• _DIRECTIONS FOR THIS TASK_
Report the count of lines below that include "amps", without any other text.

-------- GIVEN DATA

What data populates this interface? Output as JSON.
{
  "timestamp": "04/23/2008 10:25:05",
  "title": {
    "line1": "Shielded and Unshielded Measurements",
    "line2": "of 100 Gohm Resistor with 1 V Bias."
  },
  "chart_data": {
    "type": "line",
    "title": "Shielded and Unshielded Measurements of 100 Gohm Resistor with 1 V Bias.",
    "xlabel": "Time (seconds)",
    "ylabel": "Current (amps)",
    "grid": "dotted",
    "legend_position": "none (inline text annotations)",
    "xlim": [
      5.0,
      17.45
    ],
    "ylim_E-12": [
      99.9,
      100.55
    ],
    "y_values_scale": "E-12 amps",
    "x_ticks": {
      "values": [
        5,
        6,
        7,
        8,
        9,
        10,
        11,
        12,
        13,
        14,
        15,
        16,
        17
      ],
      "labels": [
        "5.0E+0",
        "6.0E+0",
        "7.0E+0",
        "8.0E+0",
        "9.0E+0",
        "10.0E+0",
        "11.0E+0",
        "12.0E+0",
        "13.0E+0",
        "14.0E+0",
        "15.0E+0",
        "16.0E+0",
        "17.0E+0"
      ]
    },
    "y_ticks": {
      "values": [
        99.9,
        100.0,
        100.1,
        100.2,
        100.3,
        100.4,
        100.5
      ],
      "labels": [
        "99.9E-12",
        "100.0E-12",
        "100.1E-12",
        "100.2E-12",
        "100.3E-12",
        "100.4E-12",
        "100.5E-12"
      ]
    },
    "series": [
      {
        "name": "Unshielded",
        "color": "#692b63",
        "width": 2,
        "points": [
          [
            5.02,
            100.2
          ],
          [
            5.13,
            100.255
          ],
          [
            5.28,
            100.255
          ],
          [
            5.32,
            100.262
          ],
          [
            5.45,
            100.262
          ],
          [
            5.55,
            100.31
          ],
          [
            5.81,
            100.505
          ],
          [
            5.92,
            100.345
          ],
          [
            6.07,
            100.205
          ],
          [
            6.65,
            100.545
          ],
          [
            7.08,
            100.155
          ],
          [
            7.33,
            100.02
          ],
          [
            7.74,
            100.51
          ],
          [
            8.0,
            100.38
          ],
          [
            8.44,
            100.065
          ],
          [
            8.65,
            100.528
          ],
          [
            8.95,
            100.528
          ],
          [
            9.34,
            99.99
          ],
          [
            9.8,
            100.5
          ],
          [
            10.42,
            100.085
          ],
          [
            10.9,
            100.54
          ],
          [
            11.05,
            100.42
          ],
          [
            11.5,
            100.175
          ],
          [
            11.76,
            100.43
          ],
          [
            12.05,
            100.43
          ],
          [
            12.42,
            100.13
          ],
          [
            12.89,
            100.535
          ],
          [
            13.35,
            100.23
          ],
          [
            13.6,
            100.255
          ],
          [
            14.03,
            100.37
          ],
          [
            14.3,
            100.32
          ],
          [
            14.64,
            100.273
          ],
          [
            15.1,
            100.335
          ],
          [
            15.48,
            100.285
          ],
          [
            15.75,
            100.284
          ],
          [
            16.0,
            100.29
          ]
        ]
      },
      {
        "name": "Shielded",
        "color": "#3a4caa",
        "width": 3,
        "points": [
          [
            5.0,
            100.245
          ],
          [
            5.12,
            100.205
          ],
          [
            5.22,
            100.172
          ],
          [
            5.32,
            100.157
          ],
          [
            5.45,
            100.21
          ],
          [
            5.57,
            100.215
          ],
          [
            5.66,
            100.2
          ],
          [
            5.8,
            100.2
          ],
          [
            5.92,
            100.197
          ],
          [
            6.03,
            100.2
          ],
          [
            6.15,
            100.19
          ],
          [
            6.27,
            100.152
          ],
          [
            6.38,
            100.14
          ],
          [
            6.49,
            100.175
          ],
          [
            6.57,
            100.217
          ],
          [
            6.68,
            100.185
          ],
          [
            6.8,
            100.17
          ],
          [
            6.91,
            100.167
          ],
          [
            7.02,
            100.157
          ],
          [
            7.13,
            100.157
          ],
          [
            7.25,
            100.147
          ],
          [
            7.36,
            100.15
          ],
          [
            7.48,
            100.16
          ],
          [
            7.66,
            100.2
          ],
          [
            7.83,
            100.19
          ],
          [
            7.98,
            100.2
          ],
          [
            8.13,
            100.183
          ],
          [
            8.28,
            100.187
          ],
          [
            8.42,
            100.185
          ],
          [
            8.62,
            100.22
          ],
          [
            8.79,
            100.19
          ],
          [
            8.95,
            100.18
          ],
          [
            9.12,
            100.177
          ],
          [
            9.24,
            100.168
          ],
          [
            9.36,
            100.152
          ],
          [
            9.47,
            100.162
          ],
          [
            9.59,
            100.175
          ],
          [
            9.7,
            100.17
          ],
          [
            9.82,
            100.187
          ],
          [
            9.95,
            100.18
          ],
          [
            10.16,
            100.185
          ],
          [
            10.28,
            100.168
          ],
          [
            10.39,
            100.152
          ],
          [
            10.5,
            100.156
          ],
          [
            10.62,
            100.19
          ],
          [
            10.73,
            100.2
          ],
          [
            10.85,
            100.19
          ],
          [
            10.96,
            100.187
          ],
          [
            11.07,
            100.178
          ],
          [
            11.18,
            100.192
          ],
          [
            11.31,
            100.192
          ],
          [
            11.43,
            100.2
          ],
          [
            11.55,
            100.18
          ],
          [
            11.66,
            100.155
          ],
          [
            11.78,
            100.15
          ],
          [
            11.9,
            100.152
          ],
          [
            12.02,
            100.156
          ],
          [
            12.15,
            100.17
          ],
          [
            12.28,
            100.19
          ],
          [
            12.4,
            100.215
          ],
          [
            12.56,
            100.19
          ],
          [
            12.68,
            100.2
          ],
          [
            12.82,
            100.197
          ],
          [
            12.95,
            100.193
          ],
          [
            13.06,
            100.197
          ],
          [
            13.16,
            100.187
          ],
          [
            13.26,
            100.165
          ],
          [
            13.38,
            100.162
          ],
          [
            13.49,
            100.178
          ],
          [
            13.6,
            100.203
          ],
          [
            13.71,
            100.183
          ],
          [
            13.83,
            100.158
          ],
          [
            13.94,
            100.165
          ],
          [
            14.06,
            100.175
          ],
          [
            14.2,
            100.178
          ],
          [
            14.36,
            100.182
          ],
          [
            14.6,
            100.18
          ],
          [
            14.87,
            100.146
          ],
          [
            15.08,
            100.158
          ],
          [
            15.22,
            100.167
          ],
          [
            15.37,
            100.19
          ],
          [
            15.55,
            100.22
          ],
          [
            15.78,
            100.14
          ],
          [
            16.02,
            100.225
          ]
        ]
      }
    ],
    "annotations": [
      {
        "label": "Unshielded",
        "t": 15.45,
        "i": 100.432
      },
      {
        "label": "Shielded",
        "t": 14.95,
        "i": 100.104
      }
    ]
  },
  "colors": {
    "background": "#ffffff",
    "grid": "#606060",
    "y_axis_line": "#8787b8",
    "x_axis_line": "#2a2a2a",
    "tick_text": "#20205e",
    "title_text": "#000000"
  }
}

----------------

• _WORKED ANSWER_
2